__SHORT PROBLEM__: The listing below is to be output in its exact form.
+++
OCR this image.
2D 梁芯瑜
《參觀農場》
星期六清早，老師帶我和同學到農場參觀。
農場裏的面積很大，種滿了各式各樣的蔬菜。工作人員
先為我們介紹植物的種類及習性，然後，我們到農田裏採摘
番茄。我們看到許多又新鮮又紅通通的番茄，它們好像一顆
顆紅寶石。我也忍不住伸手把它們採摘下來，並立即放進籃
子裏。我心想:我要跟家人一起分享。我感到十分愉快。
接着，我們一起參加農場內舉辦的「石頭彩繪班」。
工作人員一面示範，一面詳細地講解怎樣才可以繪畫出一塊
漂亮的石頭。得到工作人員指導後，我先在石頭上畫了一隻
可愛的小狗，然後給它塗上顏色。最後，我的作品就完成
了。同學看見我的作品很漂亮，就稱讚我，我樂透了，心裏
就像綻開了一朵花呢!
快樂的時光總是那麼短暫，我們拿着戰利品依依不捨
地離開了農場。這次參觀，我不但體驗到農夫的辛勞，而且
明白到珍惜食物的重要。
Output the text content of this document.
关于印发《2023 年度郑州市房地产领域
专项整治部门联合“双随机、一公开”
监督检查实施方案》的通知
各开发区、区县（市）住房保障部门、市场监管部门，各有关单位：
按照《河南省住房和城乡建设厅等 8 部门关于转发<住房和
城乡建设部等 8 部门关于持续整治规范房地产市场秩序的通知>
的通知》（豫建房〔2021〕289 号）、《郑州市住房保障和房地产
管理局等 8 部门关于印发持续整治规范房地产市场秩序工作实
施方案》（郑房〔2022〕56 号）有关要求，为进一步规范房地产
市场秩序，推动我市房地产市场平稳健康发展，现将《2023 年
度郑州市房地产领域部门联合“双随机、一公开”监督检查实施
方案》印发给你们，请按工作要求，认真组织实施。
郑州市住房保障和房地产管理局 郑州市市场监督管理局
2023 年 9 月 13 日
+++
__ANSWER TO THE TASK__:
OCR this image.
2D 梁芯瑜
《參觀農場》
星期六清早，老師帶我和同學到農場參觀。
農場裏的面積很大，種滿了各式各樣的蔬菜。工作人員
先為我們介紹植物的種類及習性，然後，我們到農田裏採摘
番茄。我們看到許多又新鮮又紅通通的番茄，它們好像一顆
顆紅寶石。我也忍不住伸手把它們採摘下來，並立即放進籃
子裏。我心想:我要跟家人一起分享。我感到十分愉快。
接着，我們一起參加農場內舉辦的「石頭彩繪班」。
工作人員一面示範，一面詳細地講解怎樣才可以繪畫出一塊
漂亮的石頭。得到工作人員指導後，我先在石頭上畫了一隻
可愛的小狗，然後給它塗上顏色。最後，我的作品就完成
了。同學看見我的作品很漂亮，就稱讚我，我樂透了，心裏
就像綻開了一朵花呢!
快樂的時光總是那麼短暫，我們拿着戰利品依依不捨
地離開了農場。這次參觀，我不但體驗到農夫的辛勞，而且
明白到珍惜食物的重要。
Output the text content of this document.
关于印发《2023 年度郑州市房地产领域
专项整治部门联合“双随机、一公开”
监督检查实施方案》的通知
各开发区、区县（市）住房保障部门、市场监管部门，各有关单位：
按照《河南省住房和城乡建设厅等 8 部门关于转发<住房和
城乡建设部等 8 部门关于持续整治规范房地产市场秩序的通知>
的通知》（豫建房〔2021〕289 号）、《郑州市住房保障和房地产
管理局等 8 部门关于印发持续整治规范房地产市场秩序工作实
施方案》（郑房〔2022〕56 号）有关要求，为进一步规范房地产
市场秩序，推动我市房地产市场平稳健康发展，现将《2023 年
度郑州市房地产领域部门联合“双随机、一公开”监督检查实施
方案》印发给你们，请按工作要求，认真组织实施。
郑州市住房保障和房地产管理局 郑州市市场监督管理局
2023 年 9 月 13 日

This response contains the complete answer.